* What you will do: Print the entries in full, word for word, but not the pictures.

--- start ---

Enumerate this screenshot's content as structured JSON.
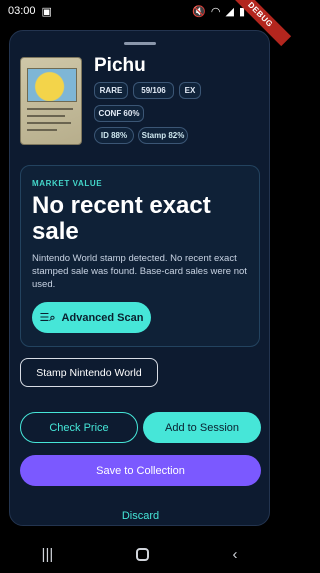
{
  "status_bar": {
    "time": "03:00",
    "debug_label": "DEBUG"
  },
  "card": {
    "name": "Pichu",
    "rarity": "RARE",
    "number": "59/106",
    "set": "EX",
    "confidence": "CONF 60%",
    "id_score": "ID 88%",
    "stamp_score": "Stamp 82%"
  },
  "market": {
    "label": "MARKET VALUE",
    "headline": "No recent exact sale",
    "description": "Nintendo World stamp detected. No recent exact stamped sale was found. Base-card sales were not used.",
    "advanced_scan_label": "Advanced Scan"
  },
  "actions": {
    "stamp_label": "Stamp Nintendo World",
    "check_price_label": "Check Price",
    "add_session_label": "Add to Session",
    "save_label": "Save to Collection",
    "discard_label": "Discard"
  },
  "colors": {
    "accent_teal": "#46e6d8",
    "accent_purple": "#7b59ff",
    "sheet_bg": "#0d1b30"
  }
}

--- end ---

* Solution:
Enumerate this screenshot's content as structured JSON.
{
  "status_bar": {
    "time": "03:00",
    "debug_label": "DEBUG"
  },
  "card": {
    "name": "Pichu",
    "rarity": "RARE",
    "number": "59/106",
    "set": "EX",
    "confidence": "CONF 60%",
    "id_score": "ID 88%",
    "stamp_score": "Stamp 82%"
  },
  "market": {
    "label": "MARKET VALUE",
    "headline": "No recent exact sale",
    "description": "Nintendo World stamp detected. No recent exact stamped sale was found. Base-card sales were not used.",
    "advanced_scan_label": "Advanced Scan"
  },
  "actions": {
    "stamp_label": "Stamp Nintendo World",
    "check_price_label": "Check Price",
    "add_session_label": "Add to Session",
    "save_label": "Save to Collection",
    "discard_label": "Discard"
  },
  "colors": {
    "accent_teal": "#46e6d8",
    "accent_purple": "#7b59ff",
    "sheet_bg": "#0d1b30"
  }
}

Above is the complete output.